## EXERCISE OBJECTIVE
Can you return the data below verbatim, with every line unchanged and in its original order?

## EXTRACTED MATERIAL
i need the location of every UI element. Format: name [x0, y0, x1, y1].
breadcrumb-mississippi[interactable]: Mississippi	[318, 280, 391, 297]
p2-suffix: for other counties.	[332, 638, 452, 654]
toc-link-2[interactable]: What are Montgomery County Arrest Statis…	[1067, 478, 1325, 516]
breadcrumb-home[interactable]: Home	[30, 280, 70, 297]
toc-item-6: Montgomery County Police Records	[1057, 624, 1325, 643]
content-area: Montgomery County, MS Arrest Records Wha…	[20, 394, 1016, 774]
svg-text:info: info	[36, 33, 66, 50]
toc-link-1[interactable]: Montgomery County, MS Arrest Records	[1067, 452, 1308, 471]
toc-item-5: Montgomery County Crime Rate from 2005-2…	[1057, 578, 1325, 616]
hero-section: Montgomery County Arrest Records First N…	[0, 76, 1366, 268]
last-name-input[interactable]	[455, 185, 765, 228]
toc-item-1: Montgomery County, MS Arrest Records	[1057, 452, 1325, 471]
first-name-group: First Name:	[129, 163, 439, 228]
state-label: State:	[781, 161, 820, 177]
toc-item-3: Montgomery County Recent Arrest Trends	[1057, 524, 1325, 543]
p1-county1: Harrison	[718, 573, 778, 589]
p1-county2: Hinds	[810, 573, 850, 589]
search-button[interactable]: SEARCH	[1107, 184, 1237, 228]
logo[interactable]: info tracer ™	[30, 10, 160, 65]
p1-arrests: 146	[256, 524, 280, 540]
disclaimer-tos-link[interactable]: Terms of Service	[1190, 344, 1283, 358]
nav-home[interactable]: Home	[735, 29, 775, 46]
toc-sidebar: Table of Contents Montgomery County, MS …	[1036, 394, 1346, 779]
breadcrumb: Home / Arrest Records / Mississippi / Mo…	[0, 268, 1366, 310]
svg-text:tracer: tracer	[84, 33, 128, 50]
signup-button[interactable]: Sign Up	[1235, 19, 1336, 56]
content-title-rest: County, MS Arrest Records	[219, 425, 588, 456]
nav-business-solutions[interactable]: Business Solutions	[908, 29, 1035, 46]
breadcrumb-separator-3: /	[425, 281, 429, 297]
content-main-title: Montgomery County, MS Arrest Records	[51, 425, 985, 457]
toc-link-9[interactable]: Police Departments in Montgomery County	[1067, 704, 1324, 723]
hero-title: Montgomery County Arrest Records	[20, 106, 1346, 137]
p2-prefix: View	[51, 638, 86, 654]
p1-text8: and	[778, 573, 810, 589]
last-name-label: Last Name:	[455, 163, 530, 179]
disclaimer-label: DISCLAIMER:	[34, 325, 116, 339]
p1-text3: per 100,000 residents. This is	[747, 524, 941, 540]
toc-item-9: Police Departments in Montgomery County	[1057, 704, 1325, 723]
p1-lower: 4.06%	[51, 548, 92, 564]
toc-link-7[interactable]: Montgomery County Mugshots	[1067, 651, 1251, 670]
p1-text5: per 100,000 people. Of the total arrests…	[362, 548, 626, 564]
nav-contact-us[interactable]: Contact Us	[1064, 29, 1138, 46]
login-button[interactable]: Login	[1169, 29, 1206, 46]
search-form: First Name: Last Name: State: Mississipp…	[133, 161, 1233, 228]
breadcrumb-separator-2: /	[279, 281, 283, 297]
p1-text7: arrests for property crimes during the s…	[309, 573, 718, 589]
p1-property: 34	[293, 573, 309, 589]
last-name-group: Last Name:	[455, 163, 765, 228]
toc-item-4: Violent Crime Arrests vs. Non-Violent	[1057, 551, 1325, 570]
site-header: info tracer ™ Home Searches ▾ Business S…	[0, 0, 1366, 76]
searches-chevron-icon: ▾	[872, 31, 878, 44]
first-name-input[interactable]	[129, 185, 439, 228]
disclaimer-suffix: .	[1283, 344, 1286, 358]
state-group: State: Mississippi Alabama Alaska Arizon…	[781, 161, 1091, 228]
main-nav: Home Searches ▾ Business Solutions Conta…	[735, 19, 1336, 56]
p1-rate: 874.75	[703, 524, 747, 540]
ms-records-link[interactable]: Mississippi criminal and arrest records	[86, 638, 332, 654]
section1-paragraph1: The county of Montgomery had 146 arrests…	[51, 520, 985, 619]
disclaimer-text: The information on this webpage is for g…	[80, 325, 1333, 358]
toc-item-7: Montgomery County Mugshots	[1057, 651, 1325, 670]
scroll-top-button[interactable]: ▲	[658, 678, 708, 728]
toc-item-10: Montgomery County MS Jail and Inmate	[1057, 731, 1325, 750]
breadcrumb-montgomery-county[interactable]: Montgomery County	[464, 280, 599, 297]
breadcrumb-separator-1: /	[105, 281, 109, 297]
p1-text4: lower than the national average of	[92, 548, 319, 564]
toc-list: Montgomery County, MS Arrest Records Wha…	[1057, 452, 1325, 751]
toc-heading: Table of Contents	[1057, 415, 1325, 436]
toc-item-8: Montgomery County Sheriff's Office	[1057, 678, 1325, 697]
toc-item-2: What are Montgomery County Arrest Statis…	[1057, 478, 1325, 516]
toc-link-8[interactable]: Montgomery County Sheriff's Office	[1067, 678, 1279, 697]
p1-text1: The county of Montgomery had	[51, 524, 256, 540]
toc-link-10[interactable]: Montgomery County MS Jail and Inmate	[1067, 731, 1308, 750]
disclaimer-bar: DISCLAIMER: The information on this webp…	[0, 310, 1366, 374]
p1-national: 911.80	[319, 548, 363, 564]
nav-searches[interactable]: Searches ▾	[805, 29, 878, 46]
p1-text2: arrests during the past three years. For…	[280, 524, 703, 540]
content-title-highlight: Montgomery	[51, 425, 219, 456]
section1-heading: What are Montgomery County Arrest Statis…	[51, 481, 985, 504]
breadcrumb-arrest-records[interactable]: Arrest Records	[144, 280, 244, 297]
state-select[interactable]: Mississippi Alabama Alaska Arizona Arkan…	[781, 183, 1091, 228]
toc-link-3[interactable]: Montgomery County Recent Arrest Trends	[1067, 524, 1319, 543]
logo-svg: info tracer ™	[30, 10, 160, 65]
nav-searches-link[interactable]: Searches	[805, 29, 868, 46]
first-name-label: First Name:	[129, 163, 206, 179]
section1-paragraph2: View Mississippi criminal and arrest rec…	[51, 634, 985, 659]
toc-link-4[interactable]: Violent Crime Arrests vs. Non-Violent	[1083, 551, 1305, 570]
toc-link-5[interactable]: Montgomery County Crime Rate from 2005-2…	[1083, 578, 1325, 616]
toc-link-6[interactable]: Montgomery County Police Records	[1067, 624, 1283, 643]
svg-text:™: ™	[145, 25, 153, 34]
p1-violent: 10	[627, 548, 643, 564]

## EXPECTED ANSWER
i need the location of every UI element. Format: name [x0, y0, x1, y1].
breadcrumb-mississippi[interactable]: Mississippi	[318, 280, 391, 297]
p2-suffix: for other counties.	[332, 638, 452, 654]
toc-link-2[interactable]: What are Montgomery County Arrest Statis…	[1067, 478, 1325, 516]
breadcrumb-home[interactable]: Home	[30, 280, 70, 297]
toc-item-6: Montgomery County Police Records	[1057, 624, 1325, 643]
content-area: Montgomery County, MS Arrest Records Wha…	[20, 394, 1016, 774]
svg-text:info: info	[36, 33, 66, 50]
toc-link-1[interactable]: Montgomery County, MS Arrest Records	[1067, 452, 1308, 471]
toc-item-5: Montgomery County Crime Rate from 2005-2…	[1057, 578, 1325, 616]
hero-section: Montgomery County Arrest Records First N…	[0, 76, 1366, 268]
last-name-input[interactable]	[455, 185, 765, 228]
toc-item-1: Montgomery County, MS Arrest Records	[1057, 452, 1325, 471]
first-name-group: First Name:	[129, 163, 439, 228]
state-label: State:	[781, 161, 820, 177]
toc-item-3: Montgomery County Recent Arrest Trends	[1057, 524, 1325, 543]
p1-county1: Harrison	[718, 573, 778, 589]
p1-county2: Hinds	[810, 573, 850, 589]
search-button[interactable]: SEARCH	[1107, 184, 1237, 228]
logo[interactable]: info tracer ™	[30, 10, 160, 65]
p1-arrests: 146	[256, 524, 280, 540]
disclaimer-tos-link[interactable]: Terms of Service	[1190, 344, 1283, 358]
nav-home[interactable]: Home	[735, 29, 775, 46]
toc-sidebar: Table of Contents Montgomery County, MS …	[1036, 394, 1346, 779]
breadcrumb: Home / Arrest Records / Mississippi / Mo…	[0, 268, 1366, 310]
svg-text:tracer: tracer	[84, 33, 128, 50]
signup-button[interactable]: Sign Up	[1235, 19, 1336, 56]
content-title-rest: County, MS Arrest Records	[219, 425, 588, 456]
nav-business-solutions[interactable]: Business Solutions	[908, 29, 1035, 46]
breadcrumb-separator-3: /	[425, 281, 429, 297]
content-main-title: Montgomery County, MS Arrest Records	[51, 425, 985, 457]
toc-link-9[interactable]: Police Departments in Montgomery County	[1067, 704, 1324, 723]
hero-title: Montgomery County Arrest Records	[20, 106, 1346, 137]
p2-prefix: View	[51, 638, 86, 654]
p1-text8: and	[778, 573, 810, 589]
last-name-label: Last Name:	[455, 163, 530, 179]
disclaimer-label: DISCLAIMER:	[34, 325, 116, 339]
p1-text3: per 100,000 residents. This is	[747, 524, 941, 540]
toc-item-9: Police Departments in Montgomery County	[1057, 704, 1325, 723]
p1-lower: 4.06%	[51, 548, 92, 564]
toc-link-7[interactable]: Montgomery County Mugshots	[1067, 651, 1251, 670]
p1-text5: per 100,000 people. Of the total arrests…	[362, 548, 626, 564]
nav-contact-us[interactable]: Contact Us	[1064, 29, 1138, 46]
login-button[interactable]: Login	[1169, 29, 1206, 46]
search-form: First Name: Last Name: State: Mississipp…	[133, 161, 1233, 228]
breadcrumb-separator-2: /	[279, 281, 283, 297]
p1-text7: arrests for property crimes during the s…	[309, 573, 718, 589]
p1-property: 34	[293, 573, 309, 589]
last-name-group: Last Name:	[455, 163, 765, 228]
toc-item-4: Violent Crime Arrests vs. Non-Violent	[1057, 551, 1325, 570]
site-header: info tracer ™ Home Searches ▾ Business S…	[0, 0, 1366, 76]
searches-chevron-icon: ▾	[872, 31, 878, 44]
first-name-input[interactable]	[129, 185, 439, 228]
disclaimer-suffix: .	[1283, 344, 1286, 358]
state-group: State: Mississippi Alabama Alaska Arizon…	[781, 161, 1091, 228]
main-nav: Home Searches ▾ Business Solutions Conta…	[735, 19, 1336, 56]
p1-rate: 874.75	[703, 524, 747, 540]
ms-records-link[interactable]: Mississippi criminal and arrest records	[86, 638, 332, 654]
section1-paragraph1: The county of Montgomery had 146 arrests…	[51, 520, 985, 619]
disclaimer-text: The information on this webpage is for g…	[80, 325, 1333, 358]
toc-item-7: Montgomery County Mugshots	[1057, 651, 1325, 670]
scroll-top-button[interactable]: ▲	[658, 678, 708, 728]
toc-item-10: Montgomery County MS Jail and Inmate	[1057, 731, 1325, 750]
breadcrumb-montgomery-county[interactable]: Montgomery County	[464, 280, 599, 297]
breadcrumb-separator-1: /	[105, 281, 109, 297]
p1-text4: lower than the national average of	[92, 548, 319, 564]
toc-list: Montgomery County, MS Arrest Records Wha…	[1057, 452, 1325, 751]
toc-heading: Table of Contents	[1057, 415, 1325, 436]
toc-item-8: Montgomery County Sheriff's Office	[1057, 678, 1325, 697]
toc-item-2: What are Montgomery County Arrest Statis…	[1057, 478, 1325, 516]
toc-link-8[interactable]: Montgomery County Sheriff's Office	[1067, 678, 1279, 697]
p1-text1: The county of Montgomery had	[51, 524, 256, 540]
toc-link-10[interactable]: Montgomery County MS Jail and Inmate	[1067, 731, 1308, 750]
disclaimer-bar: DISCLAIMER: The information on this webp…	[0, 310, 1366, 374]
p1-national: 911.80	[319, 548, 363, 564]
nav-searches[interactable]: Searches ▾	[805, 29, 878, 46]
p1-text2: arrests during the past three years. For…	[280, 524, 703, 540]
content-title-highlight: Montgomery	[51, 425, 219, 456]
section1-heading: What are Montgomery County Arrest Statis…	[51, 481, 985, 504]
breadcrumb-arrest-records[interactable]: Arrest Records	[144, 280, 244, 297]
state-select[interactable]: Mississippi Alabama Alaska Arizona Arkan…	[781, 183, 1091, 228]
toc-link-3[interactable]: Montgomery County Recent Arrest Trends	[1067, 524, 1319, 543]
logo-svg: info tracer ™	[30, 10, 160, 65]
nav-searches-link[interactable]: Searches	[805, 29, 868, 46]
first-name-label: First Name:	[129, 163, 206, 179]
section1-paragraph2: View Mississippi criminal and arrest rec…	[51, 634, 985, 659]
toc-link-4[interactable]: Violent Crime Arrests vs. Non-Violent	[1083, 551, 1305, 570]
toc-link-5[interactable]: Montgomery County Crime Rate from 2005-2…	[1083, 578, 1325, 616]
toc-link-6[interactable]: Montgomery County Police Records	[1067, 624, 1283, 643]
svg-text:™: ™	[145, 25, 153, 34]
p1-violent: 10	[627, 548, 643, 564]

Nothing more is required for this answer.